**Direction:** Transcribe the listing in full, excluding any pictures.

**Material for this task:**

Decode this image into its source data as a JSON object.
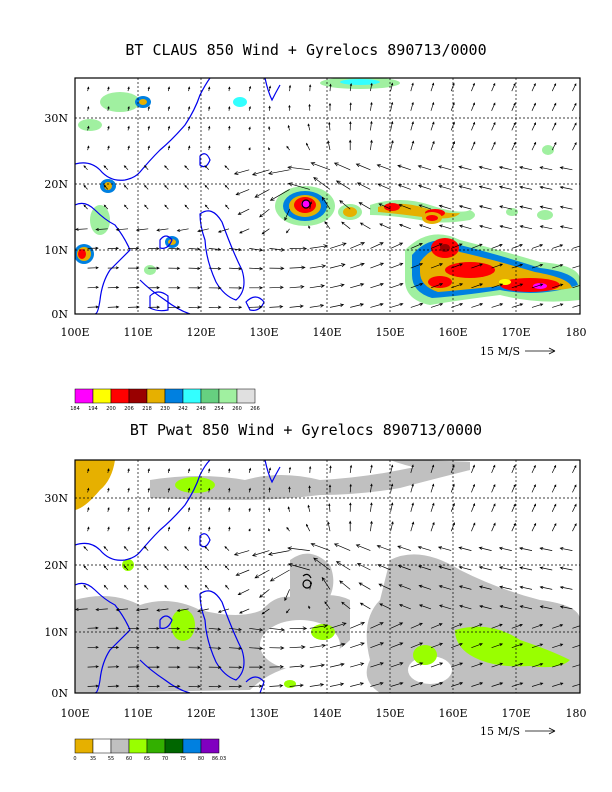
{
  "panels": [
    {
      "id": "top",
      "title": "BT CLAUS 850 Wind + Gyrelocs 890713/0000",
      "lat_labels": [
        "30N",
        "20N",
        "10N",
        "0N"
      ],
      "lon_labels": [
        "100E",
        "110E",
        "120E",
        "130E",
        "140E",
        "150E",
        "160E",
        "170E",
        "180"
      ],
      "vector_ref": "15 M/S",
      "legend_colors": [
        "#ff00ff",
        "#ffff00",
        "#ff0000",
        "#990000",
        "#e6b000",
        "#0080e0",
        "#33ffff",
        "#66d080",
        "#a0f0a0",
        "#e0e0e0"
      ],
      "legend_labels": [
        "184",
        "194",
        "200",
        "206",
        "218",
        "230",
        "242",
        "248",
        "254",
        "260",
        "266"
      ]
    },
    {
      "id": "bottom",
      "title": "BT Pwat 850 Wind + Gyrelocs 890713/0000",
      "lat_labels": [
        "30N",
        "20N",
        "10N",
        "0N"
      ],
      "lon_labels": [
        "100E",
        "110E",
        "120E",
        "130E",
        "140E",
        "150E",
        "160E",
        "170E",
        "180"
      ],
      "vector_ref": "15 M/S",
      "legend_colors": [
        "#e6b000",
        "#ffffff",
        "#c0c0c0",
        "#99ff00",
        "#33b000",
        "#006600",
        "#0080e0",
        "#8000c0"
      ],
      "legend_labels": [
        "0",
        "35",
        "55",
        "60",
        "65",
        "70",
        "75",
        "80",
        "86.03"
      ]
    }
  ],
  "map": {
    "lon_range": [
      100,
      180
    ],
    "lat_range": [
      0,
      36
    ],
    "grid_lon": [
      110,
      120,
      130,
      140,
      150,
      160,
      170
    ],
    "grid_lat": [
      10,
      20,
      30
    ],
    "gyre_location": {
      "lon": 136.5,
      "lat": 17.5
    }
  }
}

**Task response:**
Decode this image into its source data as a JSON object.
{
  "panels": [
    {
      "id": "top",
      "title": "BT CLAUS 850 Wind + Gyrelocs 890713/0000",
      "lat_labels": [
        "30N",
        "20N",
        "10N",
        "0N"
      ],
      "lon_labels": [
        "100E",
        "110E",
        "120E",
        "130E",
        "140E",
        "150E",
        "160E",
        "170E",
        "180"
      ],
      "vector_ref": "15 M/S",
      "legend_colors": [
        "#ff00ff",
        "#ffff00",
        "#ff0000",
        "#990000",
        "#e6b000",
        "#0080e0",
        "#33ffff",
        "#66d080",
        "#a0f0a0",
        "#e0e0e0"
      ],
      "legend_labels": [
        "184",
        "194",
        "200",
        "206",
        "218",
        "230",
        "242",
        "248",
        "254",
        "260",
        "266"
      ]
    },
    {
      "id": "bottom",
      "title": "BT Pwat 850 Wind + Gyrelocs 890713/0000",
      "lat_labels": [
        "30N",
        "20N",
        "10N",
        "0N"
      ],
      "lon_labels": [
        "100E",
        "110E",
        "120E",
        "130E",
        "140E",
        "150E",
        "160E",
        "170E",
        "180"
      ],
      "vector_ref": "15 M/S",
      "legend_colors": [
        "#e6b000",
        "#ffffff",
        "#c0c0c0",
        "#99ff00",
        "#33b000",
        "#006600",
        "#0080e0",
        "#8000c0"
      ],
      "legend_labels": [
        "0",
        "35",
        "55",
        "60",
        "65",
        "70",
        "75",
        "80",
        "86.03"
      ]
    }
  ],
  "map": {
    "lon_range": [
      100,
      180
    ],
    "lat_range": [
      0,
      36
    ],
    "grid_lon": [
      110,
      120,
      130,
      140,
      150,
      160,
      170
    ],
    "grid_lat": [
      10,
      20,
      30
    ],
    "gyre_location": {
      "lon": 136.5,
      "lat": 17.5
    }
  }
}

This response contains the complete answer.